* Raw data:
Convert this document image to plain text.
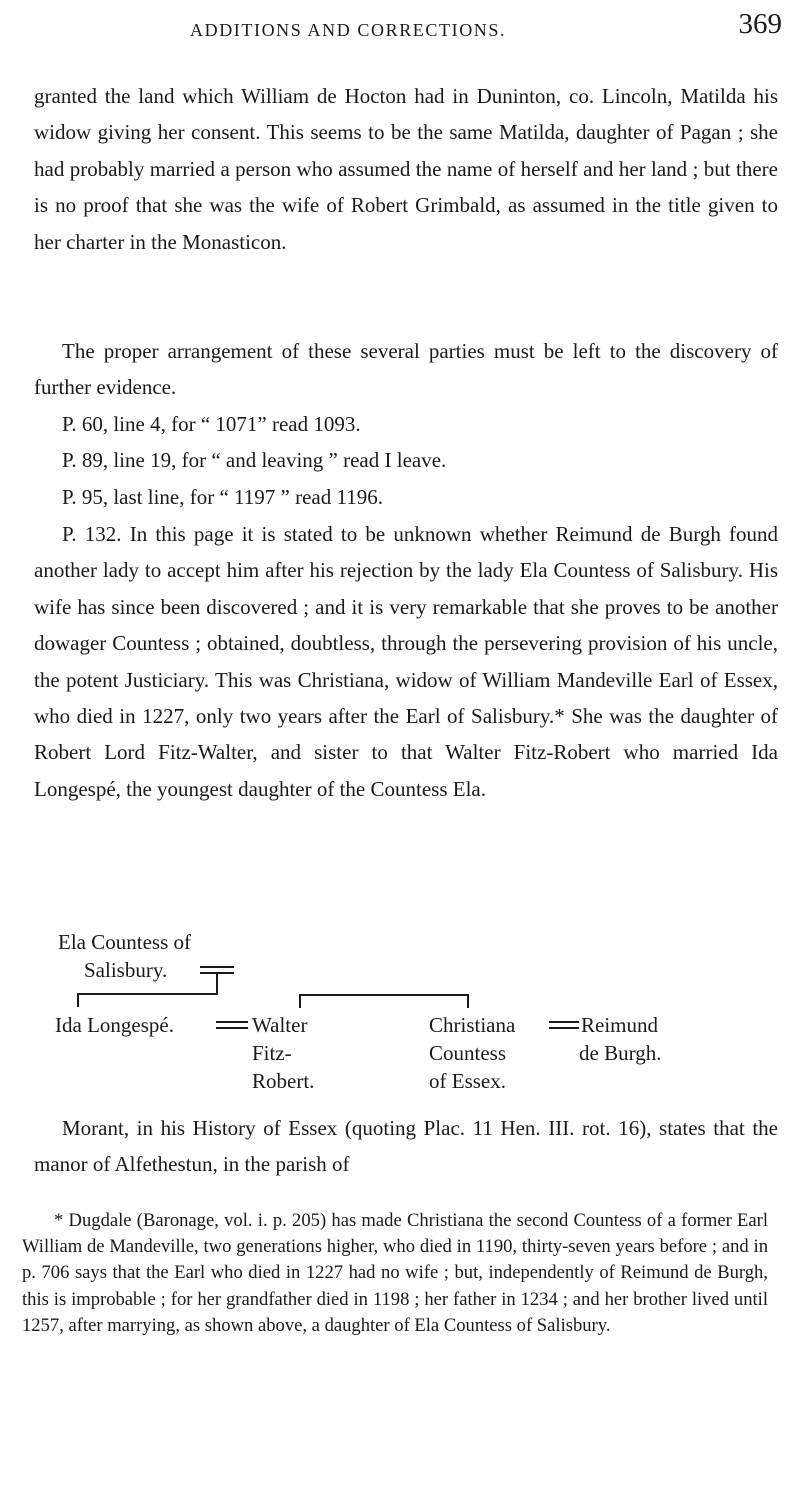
ADDITIONS AND CORRECTIONS.	369

granted the land which William de Hocton had in Duninton, co. Lincoln, Matilda his widow giving her consent. This seems to be the same Matilda, daughter of Pagan ; she had probably married a person who assumed the name of herself and her land ; but there is no proof that she was the wife of Robert Grimbald, as assumed in the title given to her charter in the Monasticon.

The proper arrangement of these several parties must be left to the discovery of further evidence.

P. 60, line 4, for “ 1071” read 1093.

P. 89, line 19, for “ and leaving ” read I leave.

P. 95, last line, for “ 1197 ” read 1196.

P. 132. In this page it is stated to be unknown whether Reimund de Burgh found another lady to accept him after his rejection by the lady Ela Countess of Salisbury. His wife has since been discovered ; and it is very remarkable that she proves to be another dowager Countess ; obtained, doubtless, through the persevering provision of his uncle, the potent Justiciary. This was Christiana, widow of William Mandeville Earl of Essex, who died in 1227, only two years after the Earl of Salisbury.* She was the daughter of Robert Lord Fitz-Walter, and sister to that Walter Fitz-Robert who married Ida Longespé, the youngest daughter of the Countess Ela.

Ela Countess of
Salisbury.
Ida Longespé.	Walter
Fitz-
Robert.
Christiana
Countess
of Essex.
Reimund
de Burgh.

Morant, in his History of Essex (quoting Plac. 11 Hen. III. rot. 16), states that the manor of Alfethestun, in the parish of

* Dugdale (Baronage, vol. i. p. 205) has made Christiana the second Countess of a former Earl William de Mandeville, two generations higher, who died in 1190, thirty-seven years before ; and in p. 706 says that the Earl who died in 1227 had no wife ; but, independently of Reimund de Burgh, this is improbable ; for her grandfather died in 1198 ; her father in 1234 ; and her brother lived until 1257, after marrying, as shown above, a daughter of Ela Countess of Salisbury.
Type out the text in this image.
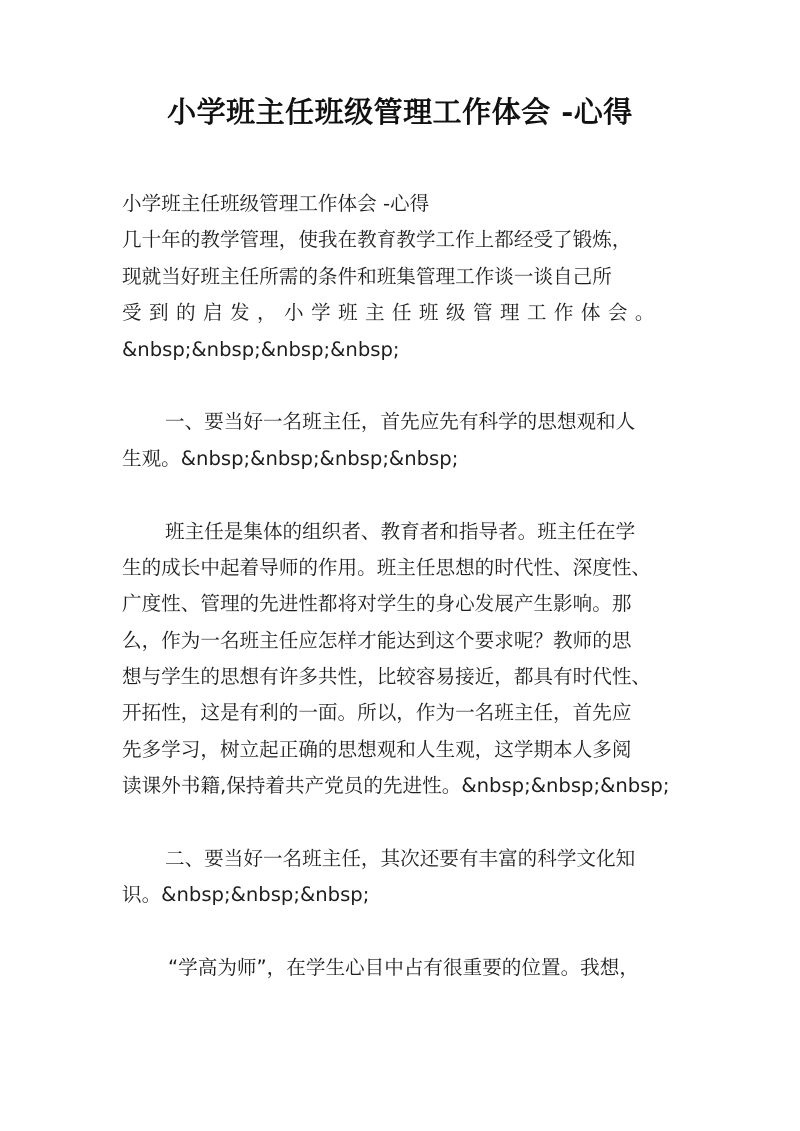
小学班主任班级管理工作体会 -心得
小学班主任班级管理工作体会 -心得
几十年的教学管理，使我在教育教学工作上都经受了锻炼，
现就当好班主任所需的条件和班集管理工作谈一谈自己所
受到的启发，小学班主任班级管理工作体会。
&nbsp;&nbsp;&nbsp;&nbsp;
一、要当好一名班主任，首先应先有科学的思想观和人
生观。&nbsp;&nbsp;&nbsp;&nbsp;
班主任是集体的组织者、教育者和指导者。班主任在学
生的成长中起着导师的作用。班主任思想的时代性、深度性、
广度性、管理的先进性都将对学生的身心发展产生影响。那
么，作为一名班主任应怎样才能达到这个要求呢？教师的思
想与学生的思想有许多共性，比较容易接近，都具有时代性、
开拓性，这是有利的一面。所以，作为一名班主任，首先应
先多学习，树立起正确的思想观和人生观，这学期本人多阅
读课外书籍,保持着共产党员的先进性。&nbsp;&nbsp;&nbsp;
二、要当好一名班主任，其次还要有丰富的科学文化知
识。&nbsp;&nbsp;&nbsp;
“学高为师”，在学生心目中占有很重要的位置。我想，
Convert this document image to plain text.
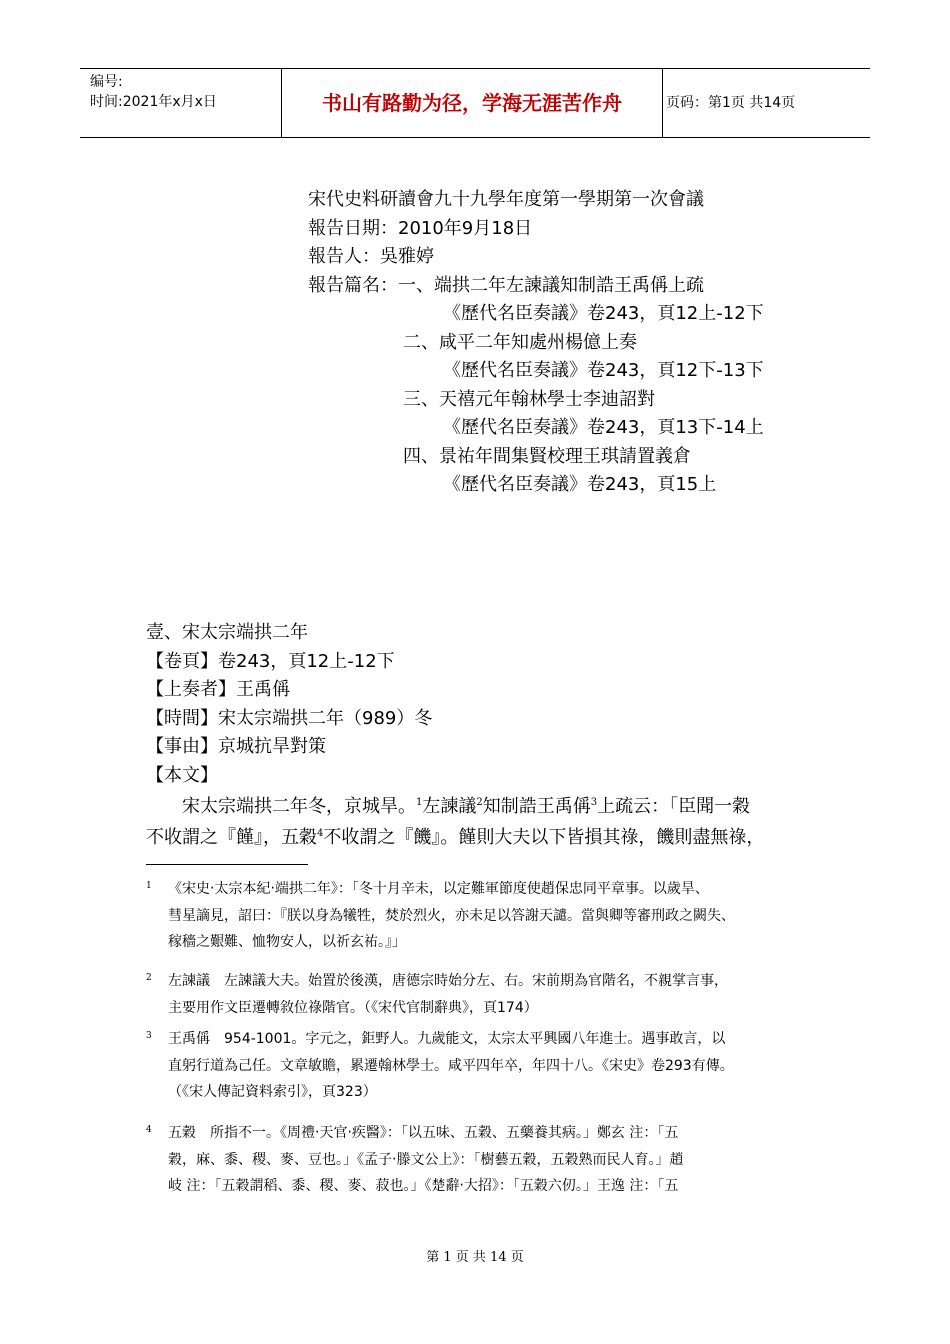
编号:
时间:2021年x月x日	书山有路勤为径，学海无涯苦作舟	页码：第1页 共14页
宋代史料研讀會九十九學年度第一學期第一次會議
報告日期：2010年9月18日
報告人：吳雅婷
報告篇名：一、端拱二年左諫議知制誥王禹偁上疏
《歷代名臣奏議》卷243，頁12上-12下
二、咸平二年知處州楊億上奏
《歷代名臣奏議》卷243，頁12下-13下
三、天禧元年翰林學士李迪詔對
《歷代名臣奏議》卷243，頁13下-14上
四、景祐年間集賢校理王琪請置義倉
《歷代名臣奏議》卷243，頁15上
壹、宋太宗端拱二年
【卷頁】卷243，頁12上-12下
【上奏者】王禹偁
【時間】宋太宗端拱二年（989）冬
【事由】京城抗旱對策
【本文】
宋太宗端拱二年冬，京城旱。$^1$左諫議$^2$知制誥王禹偁$^3$上疏云：「臣聞一穀
不收謂之『饉』，五穀$^4$不收謂之『饑』。饉則大夫以下皆損其祿，饑則盡無祿，
1 《宋史‧太宗本紀‧端拱二年》：「冬十月辛未，以定難軍節度使趙保忠同平章事。以歲旱、
彗星謫見，詔曰：『朕以身為犧牲，焚於烈火，亦未足以答謝天譴。當與卿等審刑政之闕失、
稼穡之艱難、恤物安人，以祈玄祐。』」
2 左諫議　左諫議大夫。始置於後漢，唐德宗時始分左、右。宋前期為官階名，不親掌言事，
主要用作文臣遷轉敘位祿階官。（《宋代官制辭典》，頁174）
3 王禹偁　954-1001。字元之，鉅野人。九歲能文，太宗太平興國八年進士。遇事敢言，以
直躬行道為己任。文章敏贍，累遷翰林學士。咸平四年卒，年四十八。《宋史》卷293有傳。
（《宋人傳記資料索引》，頁323）
4 五穀　所指不一。《周禮‧天官‧疾醫》：「以五味、五穀、五藥養其病。」鄭玄 注：「五
穀，麻、黍、稷、麥、豆也。」《孟子‧滕文公上》：「樹藝五穀，五穀熟而民人育。」趙
岐 注：「五穀謂稻、黍、稷、麥、菽也。」《楚辭‧大招》：「五穀六仞。」王逸 注：「五
第 1 页 共 14 页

* Exercise objective: A faithful copy of the records above is needed, with the pictures left out.

* Task solution:
Convert this document image to plain text.
ADDITIONS AND CORRECTIONS.	369

granted the land which William de Hocton had in Duninton, co. Lincoln, Matilda his widow giving her consent. This seems to be the same Matilda, daughter of Pagan ; she had probably married a person who assumed the name of herself and her land ; but there is no proof that she was the wife of Robert Grimbald, as assumed in the title given to her charter in the Monasticon.

The proper arrangement of these several parties must be left to the discovery of further evidence.

P. 60, line 4, for “ 1071” read 1093.

P. 89, line 19, for “ and leaving ” read I leave.

P. 95, last line, for “ 1197 ” read 1196.

P. 132. In this page it is stated to be unknown whether Reimund de Burgh found another lady to accept him after his rejection by the lady Ela Countess of Salisbury. His wife has since been discovered ; and it is very remarkable that she proves to be another dowager Countess ; obtained, doubtless, through the persevering provision of his uncle, the potent Justiciary. This was Christiana, widow of William Mandeville Earl of Essex, who died in 1227, only two years after the Earl of Salisbury.* She was the daughter of Robert Lord Fitz-Walter, and sister to that Walter Fitz-Robert who married Ida Longespé, the youngest daughter of the Countess Ela.

Ela Countess of
Salisbury.
Ida Longespé.	Walter
Fitz-
Robert.
Christiana
Countess
of Essex.
Reimund
de Burgh.

Morant, in his History of Essex (quoting Plac. 11 Hen. III. rot. 16), states that the manor of Alfethestun, in the parish of

* Dugdale (Baronage, vol. i. p. 205) has made Christiana the second Countess of a former Earl William de Mandeville, two generations higher, who died in 1190, thirty-seven years before ; and in p. 706 says that the Earl who died in 1227 had no wife ; but, independently of Reimund de Burgh, this is improbable ; for her grandfather died in 1198 ; her father in 1234 ; and her brother lived until 1257, after marrying, as shown above, a daughter of Ela Countess of Salisbury.
Type out the text in this image.
小学班主任班级管理工作体会 -心得
小学班主任班级管理工作体会 -心得
几十年的教学管理，使我在教育教学工作上都经受了锻炼，
现就当好班主任所需的条件和班集管理工作谈一谈自己所
受到的启发，小学班主任班级管理工作体会。
&nbsp;&nbsp;&nbsp;&nbsp;
一、要当好一名班主任，首先应先有科学的思想观和人
生观。&nbsp;&nbsp;&nbsp;&nbsp;
班主任是集体的组织者、教育者和指导者。班主任在学
生的成长中起着导师的作用。班主任思想的时代性、深度性、
广度性、管理的先进性都将对学生的身心发展产生影响。那
么，作为一名班主任应怎样才能达到这个要求呢？教师的思
想与学生的思想有许多共性，比较容易接近，都具有时代性、
开拓性，这是有利的一面。所以，作为一名班主任，首先应
先多学习，树立起正确的思想观和人生观，这学期本人多阅
读课外书籍,保持着共产党员的先进性。&nbsp;&nbsp;&nbsp;
二、要当好一名班主任，其次还要有丰富的科学文化知
识。&nbsp;&nbsp;&nbsp;
“学高为师”，在学生心目中占有很重要的位置。我想，
Convert this document image to plain text.
编号:
时间:2021年x月x日	书山有路勤为径，学海无涯苦作舟	页码：第1页 共14页
宋代史料研讀會九十九學年度第一學期第一次會議
報告日期：2010年9月18日
報告人：吳雅婷
報告篇名：一、端拱二年左諫議知制誥王禹偁上疏
《歷代名臣奏議》卷243，頁12上-12下
二、咸平二年知處州楊億上奏
《歷代名臣奏議》卷243，頁12下-13下
三、天禧元年翰林學士李迪詔對
《歷代名臣奏議》卷243，頁13下-14上
四、景祐年間集賢校理王琪請置義倉
《歷代名臣奏議》卷243，頁15上
壹、宋太宗端拱二年
【卷頁】卷243，頁12上-12下
【上奏者】王禹偁
【時間】宋太宗端拱二年（989）冬
【事由】京城抗旱對策
【本文】
宋太宗端拱二年冬，京城旱。$^1$左諫議$^2$知制誥王禹偁$^3$上疏云：「臣聞一穀
不收謂之『饉』，五穀$^4$不收謂之『饑』。饉則大夫以下皆損其祿，饑則盡無祿，
1 《宋史‧太宗本紀‧端拱二年》：「冬十月辛未，以定難軍節度使趙保忠同平章事。以歲旱、
彗星謫見，詔曰：『朕以身為犧牲，焚於烈火，亦未足以答謝天譴。當與卿等審刑政之闕失、
稼穡之艱難、恤物安人，以祈玄祐。』」
2 左諫議　左諫議大夫。始置於後漢，唐德宗時始分左、右。宋前期為官階名，不親掌言事，
主要用作文臣遷轉敘位祿階官。（《宋代官制辭典》，頁174）
3 王禹偁　954-1001。字元之，鉅野人。九歲能文，太宗太平興國八年進士。遇事敢言，以
直躬行道為己任。文章敏贍，累遷翰林學士。咸平四年卒，年四十八。《宋史》卷293有傳。
（《宋人傳記資料索引》，頁323）
4 五穀　所指不一。《周禮‧天官‧疾醫》：「以五味、五穀、五藥養其病。」鄭玄 注：「五
穀，麻、黍、稷、麥、豆也。」《孟子‧滕文公上》：「樹藝五穀，五穀熟而民人育。」趙
岐 注：「五穀謂稻、黍、稷、麥、菽也。」《楚辭‧大招》：「五穀六仞。」王逸 注：「五
第 1 页 共 14 页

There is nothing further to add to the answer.